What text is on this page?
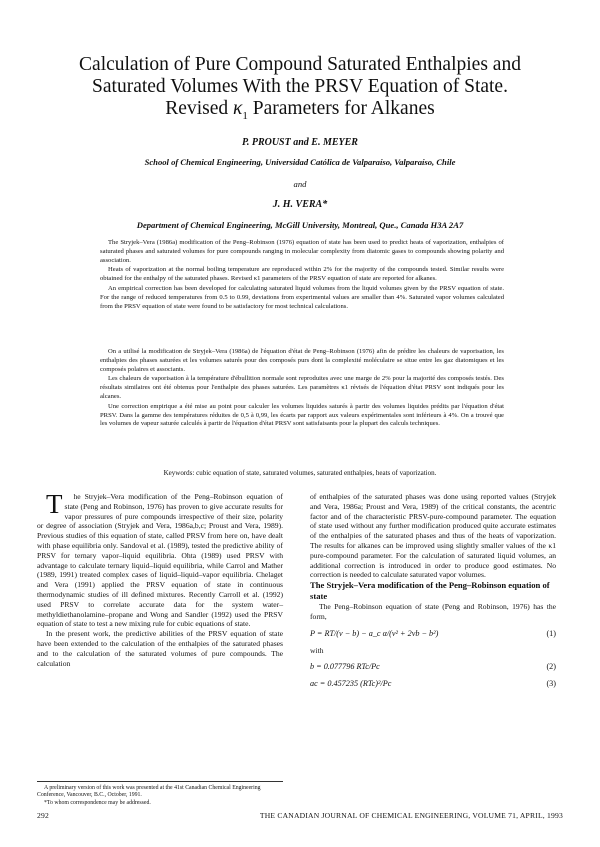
Calculation of Pure Compound Saturated Enthalpies and
Saturated Volumes With the PRSV Equation of State.
Revised $\kappa_1$ Parameters for Alkanes
P. PROUST and E. MEYER
School of Chemical Engineering, Universidad Católica de Valparaíso, Valparaíso, Chile
and
J. H. VERA*
Department of Chemical Engineering, McGill University, Montreal, Que., Canada H3A 2A7

The Stryjek–Vera (1986a) modification of the Peng–Robinson (1976) equation of state has been used to predict heats of vaporization, enthalpies of saturated phases and saturated volumes for pure compounds ranging in molecular complexity from diatomic gases to compounds showing polarity and association.

Heats of vaporization at the normal boiling temperature are reproduced within 2% for the majority of the compounds tested. Similar results were obtained for the enthalpy of the saturated phases. Revised κ1 parameters of the PRSV equation of state are reported for alkanes.

An empirical correction has been developed for calculating saturated liquid volumes from the liquid volumes given by the PRSV equation of state. For the range of reduced temperatures from 0.5 to 0.99, deviations from experimental values are smaller than 4%. Saturated vapor volumes calculated from the PRSV equation of state were found to be satisfactory for most technical calculations.

On a utilisé la modification de Stryjek–Vera (1986a) de l'équation d'état de Peng–Robinson (1976) afin de prédire les chaleurs de vaporisation, les enthalpies des phases saturées et les volumes saturés pour des composés purs dont la complexité moléculaire se situe entre les gaz diatomiques et les composés polaires et associants.

Les chaleurs de vaporisation à la température d'ébullition normale sont reproduites avec une marge de 2% pour la majorité des composés testés. Des résultats similaires ont été obtenus pour l'enthalpie des phases saturées. Les paramètres κ1 révisés de l'équation d'état PRSV sont indiqués pour les alcanes.

Une correction empirique a été mise au point pour calculer les volumes liquides saturés à partir des volumes liquides prédits par l'équation d'état PRSV. Dans la gamme des températures réduites de 0,5 à 0,99, les écarts par rapport aux valeurs expérimentales sont inférieurs à 4%. On a trouvé que les volumes de vapeur saturée calculés à partir de l'équation d'état PRSV sont satisfaisants pour la plupart des calculs techniques.

Keywords: cubic equation of state, saturated volumes, saturated enthalpies, heats of vaporization.

T he Stryjek–Vera modification of the Peng–Robinson equation of state (Peng and Robinson, 1976) has proven to give accurate results for vapor pressures of pure compounds irrespective of their size, polarity or degree of association (Stryjek and Vera, 1986a,b,c; Proust and Vera, 1989). Previous studies of this equation of state, called PRSV from here on, have dealt with phase equilibria only. Sandoval et al. (1989), tested the predictive ability of PRSV for ternary vapor–liquid equilibria. Ohta (1989) used PRSV with advantage to calculate ternary liquid–liquid equilibria, while Carrol and Mather (1989, 1991) treated complex cases of liquid–liquid–vapor equilibria. Chelaget and Vera (1991) applied the PRSV equation of state in continuous thermodynamic studies of ill defined mixtures. Recently Carroll et al. (1992) used PRSV to correlate accurate data for the system water–methyldiethanolamine–propane and Wong and Sandler (1992) used the PRSV equation of state to test a new mixing rule for cubic equations of state.

In the present work, the predictive abilities of the PRSV equation of state have been extended to the calculation of the enthalpies of the saturated phases and to the calculation of the saturated volumes of pure compounds. The calculation

of enthalpies of the saturated phases was done using reported values (Stryjek and Vera, 1986a; Proust and Vera, 1989) of the critical constants, the acentric factor and of the characteristic PRSV-pure-compound parameter. The equation of state used without any further modification produced quite accurate estimates of the enthalpies of the saturated phases and thus of the heats of vaporization. The results for alkanes can be improved using slightly smaller values of the κ1 pure-compound parameter. For the calculation of saturated liquid volumes, an additional correction is introduced in order to produce good estimates. No correction is needed to calculate saturated vapor volumes.

The Stryjek–Vera modification of the Peng–Robinson equation of state

The Peng–Robinson equation of state (Peng and Robinson, 1976) has the form,

P = RT/(v − b) − a_c α/(v² + 2vb − b²)	(1)

with

b = 0.077796 RTc/Pc	(2)
ac = 0.457235 (RTc)²/Pc	(3)

A preliminary version of this work was presented at the 41st Canadian Chemical Engineering Conference, Vancouver, B.C., October, 1991.

*To whom correspondence may be addressed.

292	THE CANADIAN JOURNAL OF CHEMICAL ENGINEERING, VOLUME 71, APRIL, 1993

++++++++

• YOUR GOAL: Copy all of the entries verbatim, leaving out any pictures they contain.

• TASK RESPONSE:
What text is on this page?
Calculation of Pure Compound Saturated Enthalpies and
Saturated Volumes With the PRSV Equation of State.
Revised $\kappa_1$ Parameters for Alkanes
P. PROUST and E. MEYER
School of Chemical Engineering, Universidad Católica de Valparaíso, Valparaíso, Chile
and
J. H. VERA*
Department of Chemical Engineering, McGill University, Montreal, Que., Canada H3A 2A7

The Stryjek–Vera (1986a) modification of the Peng–Robinson (1976) equation of state has been used to predict heats of vaporization, enthalpies of saturated phases and saturated volumes for pure compounds ranging in molecular complexity from diatomic gases to compounds showing polarity and association.

Heats of vaporization at the normal boiling temperature are reproduced within 2% for the majority of the compounds tested. Similar results were obtained for the enthalpy of the saturated phases. Revised κ1 parameters of the PRSV equation of state are reported for alkanes.

An empirical correction has been developed for calculating saturated liquid volumes from the liquid volumes given by the PRSV equation of state. For the range of reduced temperatures from 0.5 to 0.99, deviations from experimental values are smaller than 4%. Saturated vapor volumes calculated from the PRSV equation of state were found to be satisfactory for most technical calculations.

On a utilisé la modification de Stryjek–Vera (1986a) de l'équation d'état de Peng–Robinson (1976) afin de prédire les chaleurs de vaporisation, les enthalpies des phases saturées et les volumes saturés pour des composés purs dont la complexité moléculaire se situe entre les gaz diatomiques et les composés polaires et associants.

Les chaleurs de vaporisation à la température d'ébullition normale sont reproduites avec une marge de 2% pour la majorité des composés testés. Des résultats similaires ont été obtenus pour l'enthalpie des phases saturées. Les paramètres κ1 révisés de l'équation d'état PRSV sont indiqués pour les alcanes.

Une correction empirique a été mise au point pour calculer les volumes liquides saturés à partir des volumes liquides prédits par l'équation d'état PRSV. Dans la gamme des températures réduites de 0,5 à 0,99, les écarts par rapport aux valeurs expérimentales sont inférieurs à 4%. On a trouvé que les volumes de vapeur saturée calculés à partir de l'équation d'état PRSV sont satisfaisants pour la plupart des calculs techniques.

Keywords: cubic equation of state, saturated volumes, saturated enthalpies, heats of vaporization.

T he Stryjek–Vera modification of the Peng–Robinson equation of state (Peng and Robinson, 1976) has proven to give accurate results for vapor pressures of pure compounds irrespective of their size, polarity or degree of association (Stryjek and Vera, 1986a,b,c; Proust and Vera, 1989). Previous studies of this equation of state, called PRSV from here on, have dealt with phase equilibria only. Sandoval et al. (1989), tested the predictive ability of PRSV for ternary vapor–liquid equilibria. Ohta (1989) used PRSV with advantage to calculate ternary liquid–liquid equilibria, while Carrol and Mather (1989, 1991) treated complex cases of liquid–liquid–vapor equilibria. Chelaget and Vera (1991) applied the PRSV equation of state in continuous thermodynamic studies of ill defined mixtures. Recently Carroll et al. (1992) used PRSV to correlate accurate data for the system water–methyldiethanolamine–propane and Wong and Sandler (1992) used the PRSV equation of state to test a new mixing rule for cubic equations of state.

In the present work, the predictive abilities of the PRSV equation of state have been extended to the calculation of the enthalpies of the saturated phases and to the calculation of the saturated volumes of pure compounds. The calculation

of enthalpies of the saturated phases was done using reported values (Stryjek and Vera, 1986a; Proust and Vera, 1989) of the critical constants, the acentric factor and of the characteristic PRSV-pure-compound parameter. The equation of state used without any further modification produced quite accurate estimates of the enthalpies of the saturated phases and thus of the heats of vaporization. The results for alkanes can be improved using slightly smaller values of the κ1 pure-compound parameter. For the calculation of saturated liquid volumes, an additional correction is introduced in order to produce good estimates. No correction is needed to calculate saturated vapor volumes.

The Stryjek–Vera modification of the Peng–Robinson equation of state

The Peng–Robinson equation of state (Peng and Robinson, 1976) has the form,

P = RT/(v − b) − a_c α/(v² + 2vb − b²)	(1)

with

b = 0.077796 RTc/Pc	(2)
ac = 0.457235 (RTc)²/Pc	(3)

A preliminary version of this work was presented at the 41st Canadian Chemical Engineering Conference, Vancouver, B.C., October, 1991.

*To whom correspondence may be addressed.

292	THE CANADIAN JOURNAL OF CHEMICAL ENGINEERING, VOLUME 71, APRIL, 1993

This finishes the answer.